*Dataset rows*
* * *

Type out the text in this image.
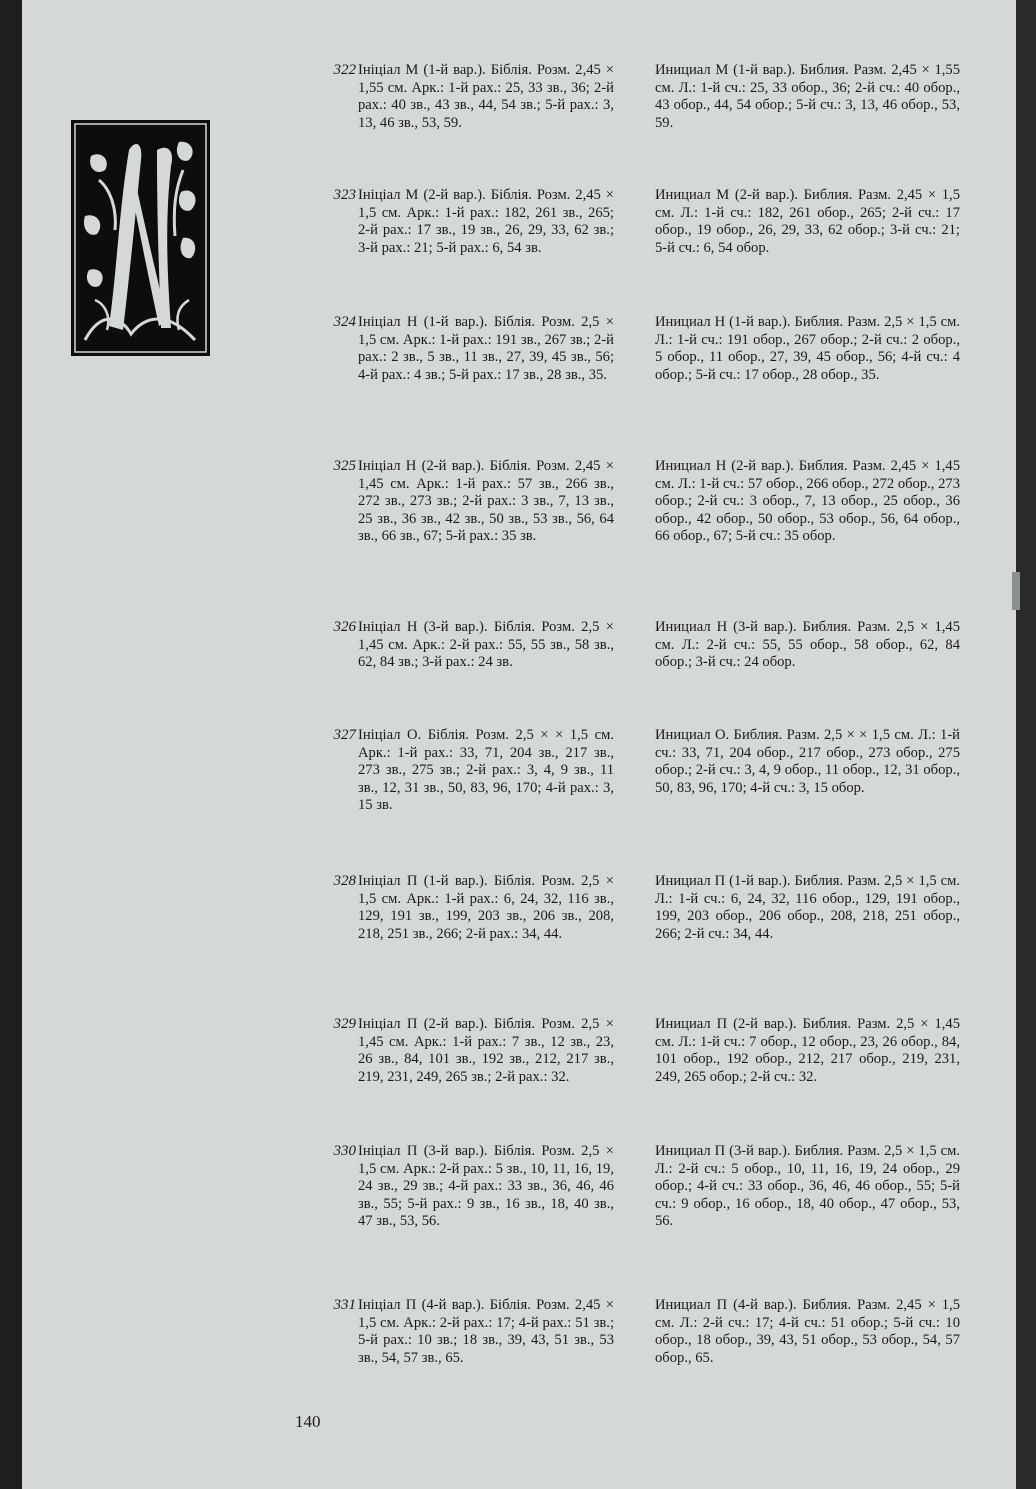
322 Ініціал М (1-й вар.). Біблія. Розм. 2,45 × 1,55 см. Арк.: 1-й рах.: 25, 33 зв., 36; 2-й рах.: 40 зв., 43 зв., 44, 54 зв.; 5-й рах.: 3, 13, 46 зв., 53, 59.
Инициал М (1-й вар.). Библия. Разм. 2,45 × 1,55 см. Л.: 1-й сч.: 25, 33 обор., 36; 2-й сч.: 40 обор., 43 обор., 44, 54 обор.; 5-й сч.: 3, 13, 46 обор., 53, 59.
323 Ініціал М (2-й вар.). Біблія. Розм. 2,45 × 1,5 см. Арк.: 1-й рах.: 182, 261 зв., 265; 2-й рах.: 17 зв., 19 зв., 26, 29, 33, 62 зв.; 3-й рах.: 21; 5-й рах.: 6, 54 зв.
Инициал М (2-й вар.). Библия. Разм. 2,45 × 1,5 см. Л.: 1-й сч.: 182, 261 обор., 265; 2-й сч.: 17 обор., 19 обор., 26, 29, 33, 62 обор.; 3-й сч.: 21; 5-й сч.: 6, 54 обор.
324 Ініціал Н (1-й вар.). Біблія. Розм. 2,5 × 1,5 см. Арк.: 1-й рах.: 191 зв., 267 зв.; 2-й рах.: 2 зв., 5 зв., 11 зв., 27, 39, 45 зв., 56; 4-й рах.: 4 зв.; 5-й рах.: 17 зв., 28 зв., 35.
Инициал Н (1-й вар.). Библия. Разм. 2,5 × 1,5 см. Л.: 1-й сч.: 191 обор., 267 обор.; 2-й сч.: 2 обор., 5 обор., 11 обор., 27, 39, 45 обор., 56; 4-й сч.: 4 обор.; 5-й сч.: 17 обор., 28 обор., 35.
325 Ініціал Н (2-й вар.). Біблія. Розм. 2,45 × 1,45 см. Арк.: 1-й рах.: 57 зв., 266 зв., 272 зв., 273 зв.; 2-й рах.: 3 зв., 7, 13 зв., 25 зв., 36 зв., 42 зв., 50 зв., 53 зв., 56, 64 зв., 66 зв., 67; 5-й рах.: 35 зв.
Инициал Н (2-й вар.). Библия. Разм. 2,45 × 1,45 см. Л.: 1-й сч.: 57 обор., 266 обор., 272 обор., 273 обор.; 2-й сч.: 3 обор., 7, 13 обор., 25 обор., 36 обор., 42 обор., 50 обор., 53 обор., 56, 64 обор., 66 обор., 67; 5-й сч.: 35 обор.
326 Ініціал Н (3-й вар.). Біблія. Розм. 2,5 × 1,45 см. Арк.: 2-й рах.: 55, 55 зв., 58 зв., 62, 84 зв.; 3-й рах.: 24 зв.
Инициал Н (3-й вар.). Библия. Разм. 2,5 × 1,45 см. Л.: 2-й сч.: 55, 55 обор., 58 обор., 62, 84 обор.; 3-й сч.: 24 обор.
327 Ініціал О. Біблія. Розм. 2,5 × × 1,5 см. Арк.: 1-й рах.: 33, 71, 204 зв., 217 зв., 273 зв., 275 зв.; 2-й рах.: 3, 4, 9 зв., 11 зв., 12, 31 зв., 50, 83, 96, 170; 4-й рах.: 3, 15 зв.
Инициал О. Библия. Разм. 2,5 × × 1,5 см. Л.: 1-й сч.: 33, 71, 204 обор., 217 обор., 273 обор., 275 обор.; 2-й сч.: 3, 4, 9 обор., 11 обор., 12, 31 обор., 50, 83, 96, 170; 4-й сч.: 3, 15 обор.
328 Ініціал П (1-й вар.). Біблія. Розм. 2,5 × 1,5 см. Арк.: 1-й рах.: 6, 24, 32, 116 зв., 129, 191 зв., 199, 203 зв., 206 зв., 208, 218, 251 зв., 266; 2-й рах.: 34, 44.
Инициал П (1-й вар.). Библия. Разм. 2,5 × 1,5 см. Л.: 1-й сч.: 6, 24, 32, 116 обор., 129, 191 обор., 199, 203 обор., 206 обор., 208, 218, 251 обор., 266; 2-й сч.: 34, 44.
329 Ініціал П (2-й вар.). Біблія. Розм. 2,5 × 1,45 см. Арк.: 1-й рах.: 7 зв., 12 зв., 23, 26 зв., 84, 101 зв., 192 зв., 212, 217 зв., 219, 231, 249, 265 зв.; 2-й рах.: 32.
Инициал П (2-й вар.). Библия. Разм. 2,5 × 1,45 см. Л.: 1-й сч.: 7 обор., 12 обор., 23, 26 обор., 84, 101 обор., 192 обор., 212, 217 обор., 219, 231, 249, 265 обор.; 2-й сч.: 32.
330 Ініціал П (3-й вар.). Біблія. Розм. 2,5 × 1,5 см. Арк.: 2-й рах.: 5 зв., 10, 11, 16, 19, 24 зв., 29 зв.; 4-й рах.: 33 зв., 36, 46, 46 зв., 55; 5-й рах.: 9 зв., 16 зв., 18, 40 зв., 47 зв., 53, 56.
Инициал П (3-й вар.). Библия. Разм. 2,5 × 1,5 см. Л.: 2-й сч.: 5 обор., 10, 11, 16, 19, 24 обор., 29 обор.; 4-й сч.: 33 обор., 36, 46, 46 обор., 55; 5-й сч.: 9 обор., 16 обор., 18, 40 обор., 47 обор., 53, 56.
331 Ініціал П (4-й вар.). Біблія. Розм. 2,45 × 1,5 см. Арк.: 2-й рах.: 17; 4-й рах.: 51 зв.; 5-й рах.: 10 зв.; 18 зв., 39, 43, 51 зв., 53 зв., 54, 57 зв., 65.
Инициал П (4-й вар.). Библия. Разм. 2,45 × 1,5 см. Л.: 2-й сч.: 17; 4-й сч.: 51 обор.; 5-й сч.: 10 обор., 18 обор., 39, 43, 51 обор., 53 обор., 54, 57 обор., 65.
140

* * *

*Stated goal*
From the data above, write out everything exactly except the pictures.

*Exercise output*
Type out the text in this image.
322 Ініціал М (1-й вар.). Біблія. Розм. 2,45 × 1,55 см. Арк.: 1-й рах.: 25, 33 зв., 36; 2-й рах.: 40 зв., 43 зв., 44, 54 зв.; 5-й рах.: 3, 13, 46 зв., 53, 59.
Инициал М (1-й вар.). Библия. Разм. 2,45 × 1,55 см. Л.: 1-й сч.: 25, 33 обор., 36; 2-й сч.: 40 обор., 43 обор., 44, 54 обор.; 5-й сч.: 3, 13, 46 обор., 53, 59.
323 Ініціал М (2-й вар.). Біблія. Розм. 2,45 × 1,5 см. Арк.: 1-й рах.: 182, 261 зв., 265; 2-й рах.: 17 зв., 19 зв., 26, 29, 33, 62 зв.; 3-й рах.: 21; 5-й рах.: 6, 54 зв.
Инициал М (2-й вар.). Библия. Разм. 2,45 × 1,5 см. Л.: 1-й сч.: 182, 261 обор., 265; 2-й сч.: 17 обор., 19 обор., 26, 29, 33, 62 обор.; 3-й сч.: 21; 5-й сч.: 6, 54 обор.
324 Ініціал Н (1-й вар.). Біблія. Розм. 2,5 × 1,5 см. Арк.: 1-й рах.: 191 зв., 267 зв.; 2-й рах.: 2 зв., 5 зв., 11 зв., 27, 39, 45 зв., 56; 4-й рах.: 4 зв.; 5-й рах.: 17 зв., 28 зв., 35.
Инициал Н (1-й вар.). Библия. Разм. 2,5 × 1,5 см. Л.: 1-й сч.: 191 обор., 267 обор.; 2-й сч.: 2 обор., 5 обор., 11 обор., 27, 39, 45 обор., 56; 4-й сч.: 4 обор.; 5-й сч.: 17 обор., 28 обор., 35.
325 Ініціал Н (2-й вар.). Біблія. Розм. 2,45 × 1,45 см. Арк.: 1-й рах.: 57 зв., 266 зв., 272 зв., 273 зв.; 2-й рах.: 3 зв., 7, 13 зв., 25 зв., 36 зв., 42 зв., 50 зв., 53 зв., 56, 64 зв., 66 зв., 67; 5-й рах.: 35 зв.
Инициал Н (2-й вар.). Библия. Разм. 2,45 × 1,45 см. Л.: 1-й сч.: 57 обор., 266 обор., 272 обор., 273 обор.; 2-й сч.: 3 обор., 7, 13 обор., 25 обор., 36 обор., 42 обор., 50 обор., 53 обор., 56, 64 обор., 66 обор., 67; 5-й сч.: 35 обор.
326 Ініціал Н (3-й вар.). Біблія. Розм. 2,5 × 1,45 см. Арк.: 2-й рах.: 55, 55 зв., 58 зв., 62, 84 зв.; 3-й рах.: 24 зв.
Инициал Н (3-й вар.). Библия. Разм. 2,5 × 1,45 см. Л.: 2-й сч.: 55, 55 обор., 58 обор., 62, 84 обор.; 3-й сч.: 24 обор.
327 Ініціал О. Біблія. Розм. 2,5 × × 1,5 см. Арк.: 1-й рах.: 33, 71, 204 зв., 217 зв., 273 зв., 275 зв.; 2-й рах.: 3, 4, 9 зв., 11 зв., 12, 31 зв., 50, 83, 96, 170; 4-й рах.: 3, 15 зв.
Инициал О. Библия. Разм. 2,5 × × 1,5 см. Л.: 1-й сч.: 33, 71, 204 обор., 217 обор., 273 обор., 275 обор.; 2-й сч.: 3, 4, 9 обор., 11 обор., 12, 31 обор., 50, 83, 96, 170; 4-й сч.: 3, 15 обор.
328 Ініціал П (1-й вар.). Біблія. Розм. 2,5 × 1,5 см. Арк.: 1-й рах.: 6, 24, 32, 116 зв., 129, 191 зв., 199, 203 зв., 206 зв., 208, 218, 251 зв., 266; 2-й рах.: 34, 44.
Инициал П (1-й вар.). Библия. Разм. 2,5 × 1,5 см. Л.: 1-й сч.: 6, 24, 32, 116 обор., 129, 191 обор., 199, 203 обор., 206 обор., 208, 218, 251 обор., 266; 2-й сч.: 34, 44.
329 Ініціал П (2-й вар.). Біблія. Розм. 2,5 × 1,45 см. Арк.: 1-й рах.: 7 зв., 12 зв., 23, 26 зв., 84, 101 зв., 192 зв., 212, 217 зв., 219, 231, 249, 265 зв.; 2-й рах.: 32.
Инициал П (2-й вар.). Библия. Разм. 2,5 × 1,45 см. Л.: 1-й сч.: 7 обор., 12 обор., 23, 26 обор., 84, 101 обор., 192 обор., 212, 217 обор., 219, 231, 249, 265 обор.; 2-й сч.: 32.
330 Ініціал П (3-й вар.). Біблія. Розм. 2,5 × 1,5 см. Арк.: 2-й рах.: 5 зв., 10, 11, 16, 19, 24 зв., 29 зв.; 4-й рах.: 33 зв., 36, 46, 46 зв., 55; 5-й рах.: 9 зв., 16 зв., 18, 40 зв., 47 зв., 53, 56.
Инициал П (3-й вар.). Библия. Разм. 2,5 × 1,5 см. Л.: 2-й сч.: 5 обор., 10, 11, 16, 19, 24 обор., 29 обор.; 4-й сч.: 33 обор., 36, 46, 46 обор., 55; 5-й сч.: 9 обор., 16 обор., 18, 40 обор., 47 обор., 53, 56.
331 Ініціал П (4-й вар.). Біблія. Розм. 2,45 × 1,5 см. Арк.: 2-й рах.: 17; 4-й рах.: 51 зв.; 5-й рах.: 10 зв.; 18 зв., 39, 43, 51 зв., 53 зв., 54, 57 зв., 65.
Инициал П (4-й вар.). Библия. Разм. 2,45 × 1,5 см. Л.: 2-й сч.: 17; 4-й сч.: 51 обор.; 5-й сч.: 10 обор., 18 обор., 39, 43, 51 обор., 53 обор., 54, 57 обор., 65.
140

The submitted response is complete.